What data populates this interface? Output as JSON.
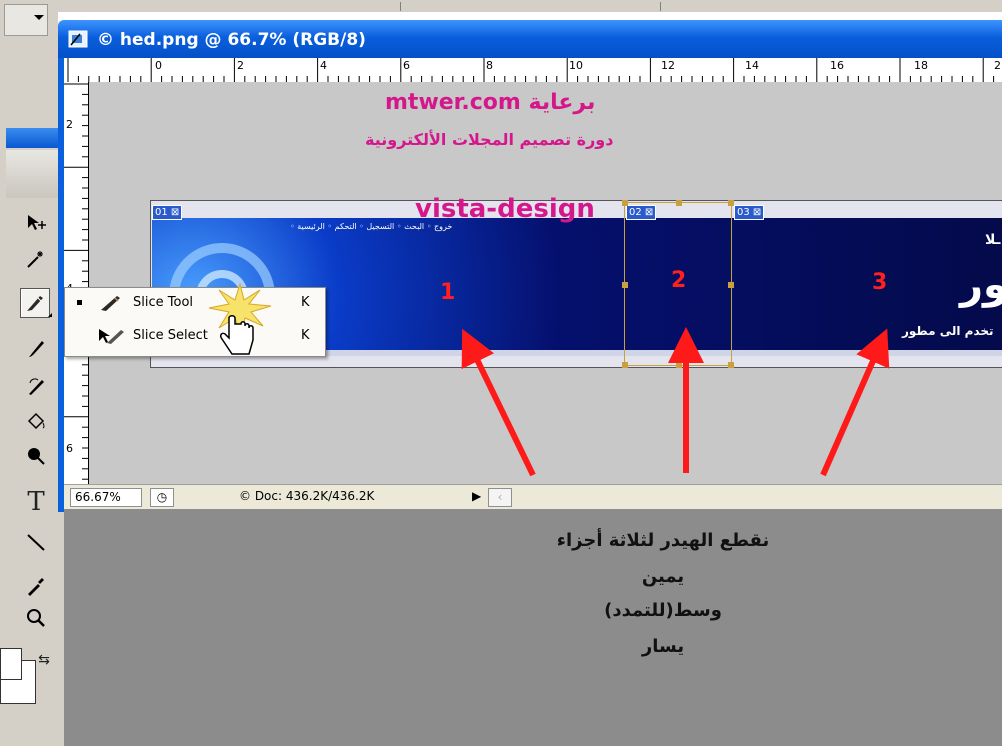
{
  "document": {
    "title": "© hed.png @ 66.7% (RGB/8)",
    "zoom": "66.67%",
    "doc_size": "© Doc: 436.2K/436.2K"
  },
  "rulers": {
    "h_ticks": [
      "0",
      "2",
      "4",
      "6",
      "8",
      "10",
      "12",
      "14",
      "16",
      "18",
      "2"
    ],
    "v_ticks": [
      "2",
      "4",
      "6"
    ]
  },
  "canvas_texts": {
    "site_title": "mtwer.com برعاية",
    "course": "دورة تصميم المجلات الألكترونية",
    "watermark": "vista-design"
  },
  "banner": {
    "slice_tags": [
      "01",
      "02",
      "03"
    ],
    "slice_numbers": [
      "1",
      "2",
      "3"
    ],
    "nav_left": "◦ خروج ◦ البحث ◦ التسجيل ◦ التحكم ◦ الرئيسية",
    "big_text": "ور",
    "sub_text": "تخدم الى مطور",
    "top_letter": "ـلا"
  },
  "context_menu": {
    "items": [
      {
        "label": "Slice Tool",
        "shortcut": "K",
        "selected": true
      },
      {
        "label": "Slice Select",
        "shortcut": "K",
        "selected": false
      }
    ]
  },
  "notes": {
    "line1": "نقطع الهيدر لثلاثة أجزاء",
    "line2": "يمين",
    "line3": "وسط(للتمدد)",
    "line4": "يسار"
  },
  "colors": {
    "accent": "#d4188c",
    "arrow": "#ff1a1a",
    "titlebar": "#0a5fdd",
    "slice_border": "#c8a040"
  },
  "icons": [
    "move-icon",
    "magic-wand-icon",
    "slice-tool-icon",
    "brush-icon",
    "history-brush-icon",
    "paint-bucket-icon",
    "dodge-icon",
    "type-icon",
    "line-icon",
    "eyedropper-icon",
    "zoom-icon",
    "swap-colors-icon"
  ]
}
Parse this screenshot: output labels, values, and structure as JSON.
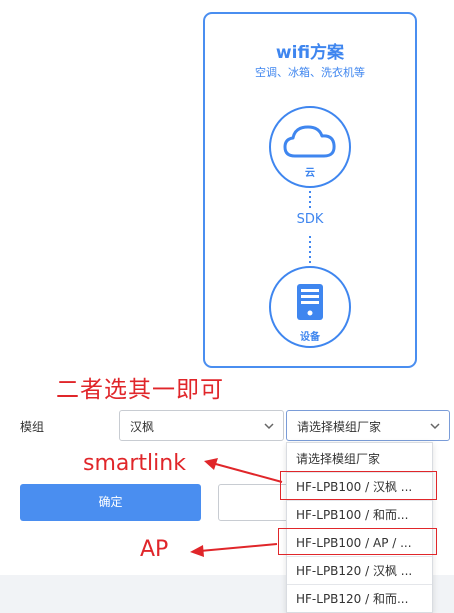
{
  "card": {
    "title": "wifi方案",
    "subtitle": "空调、冰箱、洗衣机等",
    "cloud_label": "云",
    "sdk_label": "SDK",
    "device_label": "设备"
  },
  "annotations": {
    "choose_one": "二者选其一即可",
    "smartlink": "smartlink",
    "ap": "AP"
  },
  "form": {
    "module_label": "模组",
    "vendor_select_value": "汉枫",
    "factory_select_value": "请选择模组厂家",
    "confirm_label": "确定",
    "secondary_label": ""
  },
  "dropdown": {
    "options": [
      "请选择模组厂家",
      "HF-LPB100 / 汉枫 ...",
      "HF-LPB100 / 和而...",
      "HF-LPB100 / AP / ...",
      "HF-LPB120 / 汉枫 ...",
      "HF-LPB120 / 和而..."
    ]
  },
  "colors": {
    "brand_blue": "#3f86ef",
    "button_blue": "#4a8ef0",
    "annotation_red": "#e0262a"
  },
  "icons": [
    "cloud-icon",
    "server-icon",
    "chevron-down-icon"
  ]
}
========================================================================
Given problem ::
Look through the records and gather each line with the word "JSON".

Written solution ::
What data populates this interface? Output as JSON.
Parse this screenshot: output labels, values, and structure as JSON.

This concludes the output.